TESTO FORNITO:
* * * * * * * * *
Resistenza a pubblico ufficiale: quando la fuga in auto è reato
Il concetto di resistenza a pubblico ufficiale è spesso al centro di dibattiti giuridici, specialmente quando si tratta di distinguere una condotta meramente passiva da un’azione attivamente violenta o minacciosa. Una recente ordinanza della Corte di Cassazione (n. 35914/2024) offre un chiarimento fondamentale: la fuga in automobile, se condotta in modo pericoloso, integra pienamente gli estremi del reato. Analizziamo insieme questa importante decisione.
I fatti del caso: una fuga pericolosa nel centro città
Il caso esaminato dalla Suprema Corte riguarda una persona condannata nei primi due gradi di giudizio per il reato di resistenza a pubblico ufficiale. L’imputato, per sottrarsi a un controllo, si era dato alla fuga a bordo della propria autovettura. La fuga non era stata un semplice tentativo di allontanarsi, ma si era protratta per oltre due chilometri nel centro abitato, in mezzo a una folla di persone e altri veicoli. Questa condotta aveva creato una situazione di grave pericolo sia per l’incolumità pubblica sia per gli stessi agenti che lo inseguivano.
* * * * * * * * *
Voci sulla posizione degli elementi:
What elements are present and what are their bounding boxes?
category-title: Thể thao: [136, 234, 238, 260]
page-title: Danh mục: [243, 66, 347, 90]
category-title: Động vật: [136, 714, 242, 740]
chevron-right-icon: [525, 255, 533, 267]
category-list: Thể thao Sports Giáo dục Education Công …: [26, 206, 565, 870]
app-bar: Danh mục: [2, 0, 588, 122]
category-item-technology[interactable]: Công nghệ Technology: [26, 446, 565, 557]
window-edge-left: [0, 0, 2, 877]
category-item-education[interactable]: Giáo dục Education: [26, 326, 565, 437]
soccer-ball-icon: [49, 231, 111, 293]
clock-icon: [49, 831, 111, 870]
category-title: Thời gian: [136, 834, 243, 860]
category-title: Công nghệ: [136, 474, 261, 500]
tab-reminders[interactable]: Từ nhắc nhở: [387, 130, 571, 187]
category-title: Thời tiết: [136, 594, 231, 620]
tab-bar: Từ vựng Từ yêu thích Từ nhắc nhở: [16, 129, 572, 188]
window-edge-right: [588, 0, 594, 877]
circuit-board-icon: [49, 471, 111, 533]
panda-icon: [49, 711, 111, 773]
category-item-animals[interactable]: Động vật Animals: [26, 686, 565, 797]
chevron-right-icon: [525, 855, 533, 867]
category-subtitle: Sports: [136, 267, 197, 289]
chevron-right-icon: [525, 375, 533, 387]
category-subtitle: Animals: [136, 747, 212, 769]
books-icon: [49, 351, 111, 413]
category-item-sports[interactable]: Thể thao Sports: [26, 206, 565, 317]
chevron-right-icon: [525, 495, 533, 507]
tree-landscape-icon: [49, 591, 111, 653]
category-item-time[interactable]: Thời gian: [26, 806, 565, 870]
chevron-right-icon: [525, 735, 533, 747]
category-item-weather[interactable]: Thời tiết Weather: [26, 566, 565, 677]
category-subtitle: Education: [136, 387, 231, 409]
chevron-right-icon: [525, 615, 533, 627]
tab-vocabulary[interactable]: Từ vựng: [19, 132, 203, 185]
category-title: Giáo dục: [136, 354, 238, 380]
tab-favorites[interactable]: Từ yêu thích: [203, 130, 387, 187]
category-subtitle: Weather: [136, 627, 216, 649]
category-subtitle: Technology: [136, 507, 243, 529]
* * * * * * * * *
CONSEGNA: Trascrivi parola per parola, dal testo sulla resistenza a pubblico ufficiale, la parte che si apre con le parole contenenti "I fatti del" e si chiude con "che lo inseguivano.". Questo elenco proviene da un'altra fonte.

SOLUZIONE:
I fatti del caso: una fuga pericolosa nel centro città
Il caso esaminato dalla Suprema Corte riguarda una persona condannata nei primi due gradi di giudizio per il reato di resistenza a pubblico ufficiale. L’imputato, per sottrarsi a un controllo, si era dato alla fuga a bordo della propria autovettura. La fuga non era stata un semplice tentativo di allontanarsi, ma si era protratta per oltre due chilometri nel centro abitato, in mezzo a una folla di persone e altri veicoli. Questa condotta aveva creato una situazione di grave pericolo sia per l’incolumità pubblica sia per gli stessi agenti che lo inseguivano.